— begin PROVIDED RECORDS —

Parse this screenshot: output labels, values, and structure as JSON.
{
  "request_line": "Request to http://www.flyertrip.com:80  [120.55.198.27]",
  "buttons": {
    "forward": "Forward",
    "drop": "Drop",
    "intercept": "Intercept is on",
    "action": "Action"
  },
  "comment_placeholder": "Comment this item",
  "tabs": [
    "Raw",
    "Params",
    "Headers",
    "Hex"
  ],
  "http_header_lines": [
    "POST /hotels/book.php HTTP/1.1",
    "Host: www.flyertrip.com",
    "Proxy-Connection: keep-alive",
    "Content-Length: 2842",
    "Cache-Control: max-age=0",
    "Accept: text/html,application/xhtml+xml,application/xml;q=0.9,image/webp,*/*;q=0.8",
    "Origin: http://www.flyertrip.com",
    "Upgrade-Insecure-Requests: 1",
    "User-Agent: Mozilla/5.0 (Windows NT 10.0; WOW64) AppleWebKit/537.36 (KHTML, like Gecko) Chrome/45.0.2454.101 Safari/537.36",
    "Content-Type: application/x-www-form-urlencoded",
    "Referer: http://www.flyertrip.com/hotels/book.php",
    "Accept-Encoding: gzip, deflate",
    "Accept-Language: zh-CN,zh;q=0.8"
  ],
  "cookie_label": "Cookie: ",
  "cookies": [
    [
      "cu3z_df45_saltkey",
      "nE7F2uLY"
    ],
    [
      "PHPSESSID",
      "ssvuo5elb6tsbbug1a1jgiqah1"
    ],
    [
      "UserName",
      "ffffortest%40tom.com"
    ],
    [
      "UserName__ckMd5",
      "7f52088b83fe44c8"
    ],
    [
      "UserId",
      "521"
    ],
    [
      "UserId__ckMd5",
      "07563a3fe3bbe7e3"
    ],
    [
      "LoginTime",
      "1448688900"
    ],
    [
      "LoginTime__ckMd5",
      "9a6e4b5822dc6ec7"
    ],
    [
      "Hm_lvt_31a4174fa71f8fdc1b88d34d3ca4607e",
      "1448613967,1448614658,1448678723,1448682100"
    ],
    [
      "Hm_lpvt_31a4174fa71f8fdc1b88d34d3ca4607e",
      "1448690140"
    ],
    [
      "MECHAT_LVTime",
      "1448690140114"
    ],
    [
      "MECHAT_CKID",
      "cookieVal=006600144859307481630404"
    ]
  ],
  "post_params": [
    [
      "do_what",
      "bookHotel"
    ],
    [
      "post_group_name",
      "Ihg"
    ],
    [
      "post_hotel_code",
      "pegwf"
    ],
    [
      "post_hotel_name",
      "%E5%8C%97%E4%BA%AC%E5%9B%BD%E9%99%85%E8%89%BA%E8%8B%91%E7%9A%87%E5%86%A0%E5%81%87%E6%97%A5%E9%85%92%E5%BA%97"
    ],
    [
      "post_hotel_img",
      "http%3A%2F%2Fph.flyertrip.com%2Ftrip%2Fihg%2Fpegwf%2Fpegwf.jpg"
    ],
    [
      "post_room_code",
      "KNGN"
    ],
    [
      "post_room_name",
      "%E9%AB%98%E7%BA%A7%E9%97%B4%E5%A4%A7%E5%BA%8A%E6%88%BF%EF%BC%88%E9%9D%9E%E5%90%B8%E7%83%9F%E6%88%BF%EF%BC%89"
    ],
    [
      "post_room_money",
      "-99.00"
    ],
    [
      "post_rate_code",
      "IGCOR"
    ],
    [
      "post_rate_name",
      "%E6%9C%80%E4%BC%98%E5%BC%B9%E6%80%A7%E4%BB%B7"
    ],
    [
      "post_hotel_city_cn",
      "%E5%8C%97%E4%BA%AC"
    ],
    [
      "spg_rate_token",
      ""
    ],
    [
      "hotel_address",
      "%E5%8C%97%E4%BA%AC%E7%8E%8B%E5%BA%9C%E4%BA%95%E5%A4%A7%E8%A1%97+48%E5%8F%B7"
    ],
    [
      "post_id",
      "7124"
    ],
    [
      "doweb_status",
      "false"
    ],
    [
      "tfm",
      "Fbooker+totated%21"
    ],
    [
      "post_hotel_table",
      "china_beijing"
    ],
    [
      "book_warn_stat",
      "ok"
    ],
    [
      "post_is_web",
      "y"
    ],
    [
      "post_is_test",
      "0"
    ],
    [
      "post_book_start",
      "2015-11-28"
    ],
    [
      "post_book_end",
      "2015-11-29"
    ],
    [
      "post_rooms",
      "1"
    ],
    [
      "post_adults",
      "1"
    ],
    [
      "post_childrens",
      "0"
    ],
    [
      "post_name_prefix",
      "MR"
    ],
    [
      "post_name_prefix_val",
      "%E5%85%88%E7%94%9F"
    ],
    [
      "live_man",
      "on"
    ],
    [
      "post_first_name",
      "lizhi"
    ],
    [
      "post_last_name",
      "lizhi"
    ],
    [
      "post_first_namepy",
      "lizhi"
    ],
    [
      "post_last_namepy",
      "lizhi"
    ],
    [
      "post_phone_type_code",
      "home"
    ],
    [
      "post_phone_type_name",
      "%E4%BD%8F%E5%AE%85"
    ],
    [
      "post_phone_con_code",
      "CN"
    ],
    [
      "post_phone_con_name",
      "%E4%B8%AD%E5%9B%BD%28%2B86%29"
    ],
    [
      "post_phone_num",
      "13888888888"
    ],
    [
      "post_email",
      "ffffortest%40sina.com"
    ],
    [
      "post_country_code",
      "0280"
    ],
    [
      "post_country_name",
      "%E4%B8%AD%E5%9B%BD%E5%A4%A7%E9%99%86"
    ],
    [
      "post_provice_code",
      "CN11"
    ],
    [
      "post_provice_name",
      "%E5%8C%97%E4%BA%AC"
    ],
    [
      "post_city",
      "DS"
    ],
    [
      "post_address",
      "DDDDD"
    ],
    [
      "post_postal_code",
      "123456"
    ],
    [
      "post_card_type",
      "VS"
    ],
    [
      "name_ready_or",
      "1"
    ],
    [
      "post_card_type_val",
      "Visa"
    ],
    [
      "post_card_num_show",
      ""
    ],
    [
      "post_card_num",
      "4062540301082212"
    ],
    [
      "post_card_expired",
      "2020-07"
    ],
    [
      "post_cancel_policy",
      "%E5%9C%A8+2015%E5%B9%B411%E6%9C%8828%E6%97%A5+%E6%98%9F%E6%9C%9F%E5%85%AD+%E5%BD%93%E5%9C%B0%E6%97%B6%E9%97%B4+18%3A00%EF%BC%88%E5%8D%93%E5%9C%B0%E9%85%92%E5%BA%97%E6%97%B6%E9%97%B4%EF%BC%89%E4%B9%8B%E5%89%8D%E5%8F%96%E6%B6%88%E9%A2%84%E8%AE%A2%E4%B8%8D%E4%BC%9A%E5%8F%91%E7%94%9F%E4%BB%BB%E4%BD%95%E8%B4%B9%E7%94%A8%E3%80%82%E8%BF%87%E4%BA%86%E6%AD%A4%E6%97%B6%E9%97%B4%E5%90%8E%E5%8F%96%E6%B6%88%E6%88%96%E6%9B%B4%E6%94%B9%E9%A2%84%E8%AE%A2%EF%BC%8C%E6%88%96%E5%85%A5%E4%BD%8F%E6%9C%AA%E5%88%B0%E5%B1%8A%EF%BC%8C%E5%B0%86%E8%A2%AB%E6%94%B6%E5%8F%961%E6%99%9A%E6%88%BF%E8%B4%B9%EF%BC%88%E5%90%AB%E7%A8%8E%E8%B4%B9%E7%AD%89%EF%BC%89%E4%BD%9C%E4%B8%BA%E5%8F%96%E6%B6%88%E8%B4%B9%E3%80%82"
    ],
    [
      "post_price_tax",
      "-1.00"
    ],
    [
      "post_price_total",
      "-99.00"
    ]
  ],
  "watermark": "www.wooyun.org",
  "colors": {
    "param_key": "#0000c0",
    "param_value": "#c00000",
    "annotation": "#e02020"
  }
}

— end PROVIDED RECORDS —

DESCRIPTION OF THE TASK: Set every line of the listing down word for word.

FULL OUTPUT:
Parse this screenshot: output labels, values, and structure as JSON.
{
  "request_line": "Request to http://www.flyertrip.com:80  [120.55.198.27]",
  "buttons": {
    "forward": "Forward",
    "drop": "Drop",
    "intercept": "Intercept is on",
    "action": "Action"
  },
  "comment_placeholder": "Comment this item",
  "tabs": [
    "Raw",
    "Params",
    "Headers",
    "Hex"
  ],
  "http_header_lines": [
    "POST /hotels/book.php HTTP/1.1",
    "Host: www.flyertrip.com",
    "Proxy-Connection: keep-alive",
    "Content-Length: 2842",
    "Cache-Control: max-age=0",
    "Accept: text/html,application/xhtml+xml,application/xml;q=0.9,image/webp,*/*;q=0.8",
    "Origin: http://www.flyertrip.com",
    "Upgrade-Insecure-Requests: 1",
    "User-Agent: Mozilla/5.0 (Windows NT 10.0; WOW64) AppleWebKit/537.36 (KHTML, like Gecko) Chrome/45.0.2454.101 Safari/537.36",
    "Content-Type: application/x-www-form-urlencoded",
    "Referer: http://www.flyertrip.com/hotels/book.php",
    "Accept-Encoding: gzip, deflate",
    "Accept-Language: zh-CN,zh;q=0.8"
  ],
  "cookie_label": "Cookie: ",
  "cookies": [
    [
      "cu3z_df45_saltkey",
      "nE7F2uLY"
    ],
    [
      "PHPSESSID",
      "ssvuo5elb6tsbbug1a1jgiqah1"
    ],
    [
      "UserName",
      "ffffortest%40tom.com"
    ],
    [
      "UserName__ckMd5",
      "7f52088b83fe44c8"
    ],
    [
      "UserId",
      "521"
    ],
    [
      "UserId__ckMd5",
      "07563a3fe3bbe7e3"
    ],
    [
      "LoginTime",
      "1448688900"
    ],
    [
      "LoginTime__ckMd5",
      "9a6e4b5822dc6ec7"
    ],
    [
      "Hm_lvt_31a4174fa71f8fdc1b88d34d3ca4607e",
      "1448613967,1448614658,1448678723,1448682100"
    ],
    [
      "Hm_lpvt_31a4174fa71f8fdc1b88d34d3ca4607e",
      "1448690140"
    ],
    [
      "MECHAT_LVTime",
      "1448690140114"
    ],
    [
      "MECHAT_CKID",
      "cookieVal=006600144859307481630404"
    ]
  ],
  "post_params": [
    [
      "do_what",
      "bookHotel"
    ],
    [
      "post_group_name",
      "Ihg"
    ],
    [
      "post_hotel_code",
      "pegwf"
    ],
    [
      "post_hotel_name",
      "%E5%8C%97%E4%BA%AC%E5%9B%BD%E9%99%85%E8%89%BA%E8%8B%91%E7%9A%87%E5%86%A0%E5%81%87%E6%97%A5%E9%85%92%E5%BA%97"
    ],
    [
      "post_hotel_img",
      "http%3A%2F%2Fph.flyertrip.com%2Ftrip%2Fihg%2Fpegwf%2Fpegwf.jpg"
    ],
    [
      "post_room_code",
      "KNGN"
    ],
    [
      "post_room_name",
      "%E9%AB%98%E7%BA%A7%E9%97%B4%E5%A4%A7%E5%BA%8A%E6%88%BF%EF%BC%88%E9%9D%9E%E5%90%B8%E7%83%9F%E6%88%BF%EF%BC%89"
    ],
    [
      "post_room_money",
      "-99.00"
    ],
    [
      "post_rate_code",
      "IGCOR"
    ],
    [
      "post_rate_name",
      "%E6%9C%80%E4%BC%98%E5%BC%B9%E6%80%A7%E4%BB%B7"
    ],
    [
      "post_hotel_city_cn",
      "%E5%8C%97%E4%BA%AC"
    ],
    [
      "spg_rate_token",
      ""
    ],
    [
      "hotel_address",
      "%E5%8C%97%E4%BA%AC%E7%8E%8B%E5%BA%9C%E4%BA%95%E5%A4%A7%E8%A1%97+48%E5%8F%B7"
    ],
    [
      "post_id",
      "7124"
    ],
    [
      "doweb_status",
      "false"
    ],
    [
      "tfm",
      "Fbooker+totated%21"
    ],
    [
      "post_hotel_table",
      "china_beijing"
    ],
    [
      "book_warn_stat",
      "ok"
    ],
    [
      "post_is_web",
      "y"
    ],
    [
      "post_is_test",
      "0"
    ],
    [
      "post_book_start",
      "2015-11-28"
    ],
    [
      "post_book_end",
      "2015-11-29"
    ],
    [
      "post_rooms",
      "1"
    ],
    [
      "post_adults",
      "1"
    ],
    [
      "post_childrens",
      "0"
    ],
    [
      "post_name_prefix",
      "MR"
    ],
    [
      "post_name_prefix_val",
      "%E5%85%88%E7%94%9F"
    ],
    [
      "live_man",
      "on"
    ],
    [
      "post_first_name",
      "lizhi"
    ],
    [
      "post_last_name",
      "lizhi"
    ],
    [
      "post_first_namepy",
      "lizhi"
    ],
    [
      "post_last_namepy",
      "lizhi"
    ],
    [
      "post_phone_type_code",
      "home"
    ],
    [
      "post_phone_type_name",
      "%E4%BD%8F%E5%AE%85"
    ],
    [
      "post_phone_con_code",
      "CN"
    ],
    [
      "post_phone_con_name",
      "%E4%B8%AD%E5%9B%BD%28%2B86%29"
    ],
    [
      "post_phone_num",
      "13888888888"
    ],
    [
      "post_email",
      "ffffortest%40sina.com"
    ],
    [
      "post_country_code",
      "0280"
    ],
    [
      "post_country_name",
      "%E4%B8%AD%E5%9B%BD%E5%A4%A7%E9%99%86"
    ],
    [
      "post_provice_code",
      "CN11"
    ],
    [
      "post_provice_name",
      "%E5%8C%97%E4%BA%AC"
    ],
    [
      "post_city",
      "DS"
    ],
    [
      "post_address",
      "DDDDD"
    ],
    [
      "post_postal_code",
      "123456"
    ],
    [
      "post_card_type",
      "VS"
    ],
    [
      "name_ready_or",
      "1"
    ],
    [
      "post_card_type_val",
      "Visa"
    ],
    [
      "post_card_num_show",
      ""
    ],
    [
      "post_card_num",
      "4062540301082212"
    ],
    [
      "post_card_expired",
      "2020-07"
    ],
    [
      "post_cancel_policy",
      "%E5%9C%A8+2015%E5%B9%B411%E6%9C%8828%E6%97%A5+%E6%98%9F%E6%9C%9F%E5%85%AD+%E5%BD%93%E5%9C%B0%E6%97%B6%E9%97%B4+18%3A00%EF%BC%88%E5%8D%93%E5%9C%B0%E9%85%92%E5%BA%97%E6%97%B6%E9%97%B4%EF%BC%89%E4%B9%8B%E5%89%8D%E5%8F%96%E6%B6%88%E9%A2%84%E8%AE%A2%E4%B8%8D%E4%BC%9A%E5%8F%91%E7%94%9F%E4%BB%BB%E4%BD%95%E8%B4%B9%E7%94%A8%E3%80%82%E8%BF%87%E4%BA%86%E6%AD%A4%E6%97%B6%E9%97%B4%E5%90%8E%E5%8F%96%E6%B6%88%E6%88%96%E6%9B%B4%E6%94%B9%E9%A2%84%E8%AE%A2%EF%BC%8C%E6%88%96%E5%85%A5%E4%BD%8F%E6%9C%AA%E5%88%B0%E5%B1%8A%EF%BC%8C%E5%B0%86%E8%A2%AB%E6%94%B6%E5%8F%961%E6%99%9A%E6%88%BF%E8%B4%B9%EF%BC%88%E5%90%AB%E7%A8%8E%E8%B4%B9%E7%AD%89%EF%BC%89%E4%BD%9C%E4%B8%BA%E5%8F%96%E6%B6%88%E8%B4%B9%E3%80%82"
    ],
    [
      "post_price_tax",
      "-1.00"
    ],
    [
      "post_price_total",
      "-99.00"
    ]
  ],
  "watermark": "www.wooyun.org",
  "colors": {
    "param_key": "#0000c0",
    "param_value": "#c00000",
    "annotation": "#e02020"
  }
}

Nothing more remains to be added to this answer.